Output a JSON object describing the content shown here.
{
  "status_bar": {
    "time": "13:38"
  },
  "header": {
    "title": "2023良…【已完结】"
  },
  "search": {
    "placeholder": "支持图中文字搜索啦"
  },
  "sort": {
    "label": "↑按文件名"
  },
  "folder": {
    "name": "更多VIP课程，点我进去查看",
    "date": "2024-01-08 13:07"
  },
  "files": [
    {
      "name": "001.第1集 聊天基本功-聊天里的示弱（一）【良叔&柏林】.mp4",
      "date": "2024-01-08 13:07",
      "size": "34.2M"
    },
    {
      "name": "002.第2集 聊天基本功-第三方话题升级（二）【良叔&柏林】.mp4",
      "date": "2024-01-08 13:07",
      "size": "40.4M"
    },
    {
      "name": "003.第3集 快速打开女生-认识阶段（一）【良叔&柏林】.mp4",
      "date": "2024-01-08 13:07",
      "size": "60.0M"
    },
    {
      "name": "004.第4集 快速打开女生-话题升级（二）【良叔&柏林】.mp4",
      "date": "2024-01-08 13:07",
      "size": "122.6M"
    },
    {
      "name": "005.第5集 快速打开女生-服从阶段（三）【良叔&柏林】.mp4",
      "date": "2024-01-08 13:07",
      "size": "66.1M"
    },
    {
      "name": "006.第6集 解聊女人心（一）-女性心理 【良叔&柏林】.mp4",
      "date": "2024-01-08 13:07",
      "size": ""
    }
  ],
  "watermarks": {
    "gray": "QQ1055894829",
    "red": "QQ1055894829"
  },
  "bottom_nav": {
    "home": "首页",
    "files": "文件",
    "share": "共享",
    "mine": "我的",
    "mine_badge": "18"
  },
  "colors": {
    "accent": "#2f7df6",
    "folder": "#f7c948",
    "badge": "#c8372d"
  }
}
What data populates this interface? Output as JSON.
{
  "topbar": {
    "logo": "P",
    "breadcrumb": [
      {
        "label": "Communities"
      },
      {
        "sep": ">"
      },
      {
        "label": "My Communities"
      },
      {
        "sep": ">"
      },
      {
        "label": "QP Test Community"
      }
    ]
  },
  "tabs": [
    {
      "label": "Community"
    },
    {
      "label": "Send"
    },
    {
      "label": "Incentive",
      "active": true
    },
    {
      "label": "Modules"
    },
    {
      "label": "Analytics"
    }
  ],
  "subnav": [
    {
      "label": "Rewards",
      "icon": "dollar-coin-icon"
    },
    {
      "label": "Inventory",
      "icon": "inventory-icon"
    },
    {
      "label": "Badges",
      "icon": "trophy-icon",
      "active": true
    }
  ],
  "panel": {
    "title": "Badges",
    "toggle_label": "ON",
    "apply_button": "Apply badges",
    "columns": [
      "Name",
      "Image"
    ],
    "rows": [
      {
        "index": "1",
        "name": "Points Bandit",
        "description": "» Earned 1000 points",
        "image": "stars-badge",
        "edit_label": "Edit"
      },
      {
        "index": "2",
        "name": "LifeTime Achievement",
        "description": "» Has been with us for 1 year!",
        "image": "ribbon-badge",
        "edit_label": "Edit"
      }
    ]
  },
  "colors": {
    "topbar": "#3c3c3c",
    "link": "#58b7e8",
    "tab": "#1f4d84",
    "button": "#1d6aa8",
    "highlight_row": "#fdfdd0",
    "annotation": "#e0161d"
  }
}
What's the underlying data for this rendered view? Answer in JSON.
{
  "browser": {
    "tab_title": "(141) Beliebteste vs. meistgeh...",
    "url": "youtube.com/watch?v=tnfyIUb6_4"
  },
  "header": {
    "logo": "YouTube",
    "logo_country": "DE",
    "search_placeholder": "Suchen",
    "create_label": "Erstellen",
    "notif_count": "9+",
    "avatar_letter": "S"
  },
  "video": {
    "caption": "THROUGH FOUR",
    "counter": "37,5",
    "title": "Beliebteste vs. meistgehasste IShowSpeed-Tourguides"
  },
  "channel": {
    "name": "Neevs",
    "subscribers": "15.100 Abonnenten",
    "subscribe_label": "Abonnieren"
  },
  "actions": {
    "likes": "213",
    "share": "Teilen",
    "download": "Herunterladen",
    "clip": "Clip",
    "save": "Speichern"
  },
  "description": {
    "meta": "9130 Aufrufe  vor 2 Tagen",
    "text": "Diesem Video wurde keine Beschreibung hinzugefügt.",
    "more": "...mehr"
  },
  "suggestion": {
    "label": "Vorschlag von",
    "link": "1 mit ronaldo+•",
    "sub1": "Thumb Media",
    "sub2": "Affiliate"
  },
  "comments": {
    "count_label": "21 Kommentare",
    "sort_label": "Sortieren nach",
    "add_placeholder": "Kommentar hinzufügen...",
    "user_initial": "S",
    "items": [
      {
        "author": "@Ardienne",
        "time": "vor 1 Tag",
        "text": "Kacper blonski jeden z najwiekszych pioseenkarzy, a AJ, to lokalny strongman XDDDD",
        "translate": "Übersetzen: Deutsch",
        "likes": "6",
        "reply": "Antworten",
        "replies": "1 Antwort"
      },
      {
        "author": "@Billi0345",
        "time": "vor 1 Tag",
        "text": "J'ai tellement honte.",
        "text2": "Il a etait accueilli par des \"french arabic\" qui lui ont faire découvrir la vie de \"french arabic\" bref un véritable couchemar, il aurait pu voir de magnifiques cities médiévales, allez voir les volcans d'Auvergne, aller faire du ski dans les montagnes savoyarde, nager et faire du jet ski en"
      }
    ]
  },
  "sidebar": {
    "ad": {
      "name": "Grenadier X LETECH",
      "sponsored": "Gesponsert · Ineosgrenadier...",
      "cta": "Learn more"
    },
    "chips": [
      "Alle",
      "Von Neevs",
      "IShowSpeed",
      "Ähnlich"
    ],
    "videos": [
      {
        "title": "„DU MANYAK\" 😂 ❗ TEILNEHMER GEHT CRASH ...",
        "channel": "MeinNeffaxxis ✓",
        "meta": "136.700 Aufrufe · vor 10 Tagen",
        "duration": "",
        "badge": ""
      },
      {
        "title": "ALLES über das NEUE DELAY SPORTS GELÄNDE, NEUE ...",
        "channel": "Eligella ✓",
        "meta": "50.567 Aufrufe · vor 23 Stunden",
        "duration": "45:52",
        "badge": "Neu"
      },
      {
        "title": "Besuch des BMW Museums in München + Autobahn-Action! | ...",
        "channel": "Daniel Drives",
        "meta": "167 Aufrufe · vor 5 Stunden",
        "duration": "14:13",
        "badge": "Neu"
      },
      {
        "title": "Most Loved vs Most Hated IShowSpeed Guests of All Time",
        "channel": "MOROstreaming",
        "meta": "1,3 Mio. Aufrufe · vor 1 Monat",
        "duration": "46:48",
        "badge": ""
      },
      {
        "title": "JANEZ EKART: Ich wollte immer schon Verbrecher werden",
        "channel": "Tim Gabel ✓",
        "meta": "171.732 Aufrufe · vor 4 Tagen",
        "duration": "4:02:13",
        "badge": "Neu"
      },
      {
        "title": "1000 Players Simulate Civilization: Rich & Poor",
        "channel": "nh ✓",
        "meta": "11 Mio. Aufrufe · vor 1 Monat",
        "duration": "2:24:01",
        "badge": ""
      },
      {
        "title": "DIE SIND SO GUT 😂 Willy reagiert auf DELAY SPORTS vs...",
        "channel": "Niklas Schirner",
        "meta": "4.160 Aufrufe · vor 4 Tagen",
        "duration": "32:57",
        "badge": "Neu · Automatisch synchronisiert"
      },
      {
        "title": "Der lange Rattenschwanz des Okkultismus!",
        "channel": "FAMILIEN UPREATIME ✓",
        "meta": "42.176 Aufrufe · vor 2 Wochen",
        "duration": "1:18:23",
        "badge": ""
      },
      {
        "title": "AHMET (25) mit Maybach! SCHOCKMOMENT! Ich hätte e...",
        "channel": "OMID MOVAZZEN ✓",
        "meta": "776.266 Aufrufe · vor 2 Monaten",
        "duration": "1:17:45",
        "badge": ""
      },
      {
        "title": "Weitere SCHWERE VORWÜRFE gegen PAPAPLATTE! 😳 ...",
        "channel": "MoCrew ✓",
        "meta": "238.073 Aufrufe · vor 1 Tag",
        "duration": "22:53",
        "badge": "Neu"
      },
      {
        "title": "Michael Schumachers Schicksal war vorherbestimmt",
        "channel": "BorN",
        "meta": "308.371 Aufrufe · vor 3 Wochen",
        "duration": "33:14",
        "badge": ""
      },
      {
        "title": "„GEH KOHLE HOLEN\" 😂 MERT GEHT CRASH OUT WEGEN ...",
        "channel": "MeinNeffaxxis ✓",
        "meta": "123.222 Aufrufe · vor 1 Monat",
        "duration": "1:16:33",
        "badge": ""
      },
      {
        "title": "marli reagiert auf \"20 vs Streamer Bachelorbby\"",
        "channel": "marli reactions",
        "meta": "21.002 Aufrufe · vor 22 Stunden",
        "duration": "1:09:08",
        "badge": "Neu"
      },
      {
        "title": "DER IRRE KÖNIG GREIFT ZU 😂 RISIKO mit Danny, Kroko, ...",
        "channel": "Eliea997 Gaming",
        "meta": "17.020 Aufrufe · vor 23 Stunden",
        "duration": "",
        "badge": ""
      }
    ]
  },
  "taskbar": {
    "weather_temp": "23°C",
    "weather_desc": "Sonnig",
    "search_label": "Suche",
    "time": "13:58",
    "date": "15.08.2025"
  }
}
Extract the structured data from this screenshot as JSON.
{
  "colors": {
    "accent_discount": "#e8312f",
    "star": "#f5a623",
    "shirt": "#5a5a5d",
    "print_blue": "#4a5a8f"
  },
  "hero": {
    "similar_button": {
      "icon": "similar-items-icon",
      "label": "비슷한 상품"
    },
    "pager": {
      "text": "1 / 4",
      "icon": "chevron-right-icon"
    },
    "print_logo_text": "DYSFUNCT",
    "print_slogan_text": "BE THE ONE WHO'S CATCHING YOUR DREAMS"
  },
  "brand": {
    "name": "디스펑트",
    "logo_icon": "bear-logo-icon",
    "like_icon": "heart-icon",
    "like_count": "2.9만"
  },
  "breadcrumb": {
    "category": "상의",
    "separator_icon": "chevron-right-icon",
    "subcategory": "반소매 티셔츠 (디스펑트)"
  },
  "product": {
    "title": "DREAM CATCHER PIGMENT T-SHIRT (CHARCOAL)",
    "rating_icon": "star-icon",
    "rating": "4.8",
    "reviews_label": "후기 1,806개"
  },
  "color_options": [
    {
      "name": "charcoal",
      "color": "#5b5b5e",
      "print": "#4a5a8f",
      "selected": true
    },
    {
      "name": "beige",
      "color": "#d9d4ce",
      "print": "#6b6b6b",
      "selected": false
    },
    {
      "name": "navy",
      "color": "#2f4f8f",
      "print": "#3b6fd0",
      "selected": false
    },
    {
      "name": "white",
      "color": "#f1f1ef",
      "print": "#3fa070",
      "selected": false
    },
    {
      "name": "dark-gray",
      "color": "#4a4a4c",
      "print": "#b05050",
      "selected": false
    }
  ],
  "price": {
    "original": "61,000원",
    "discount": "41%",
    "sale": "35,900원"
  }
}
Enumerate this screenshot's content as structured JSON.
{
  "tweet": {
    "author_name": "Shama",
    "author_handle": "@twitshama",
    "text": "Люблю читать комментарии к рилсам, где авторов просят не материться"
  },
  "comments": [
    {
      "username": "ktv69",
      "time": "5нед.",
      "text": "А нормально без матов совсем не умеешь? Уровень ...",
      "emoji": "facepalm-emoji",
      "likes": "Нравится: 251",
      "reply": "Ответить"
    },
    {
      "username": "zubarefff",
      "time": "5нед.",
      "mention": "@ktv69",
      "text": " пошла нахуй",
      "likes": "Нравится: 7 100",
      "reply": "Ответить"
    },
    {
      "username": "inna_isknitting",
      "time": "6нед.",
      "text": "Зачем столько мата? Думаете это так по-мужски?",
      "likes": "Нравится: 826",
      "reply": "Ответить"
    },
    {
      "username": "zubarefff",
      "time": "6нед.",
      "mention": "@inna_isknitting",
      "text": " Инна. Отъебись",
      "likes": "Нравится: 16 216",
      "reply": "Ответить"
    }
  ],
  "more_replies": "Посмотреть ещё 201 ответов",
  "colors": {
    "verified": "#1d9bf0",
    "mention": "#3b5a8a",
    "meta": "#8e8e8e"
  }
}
---------------
#### WHAT THE TASK REQUIRES:
Above are records; say how many of their lines contain the word "CRASH", giving only the number.

#### EXPECTED ANSWER:
2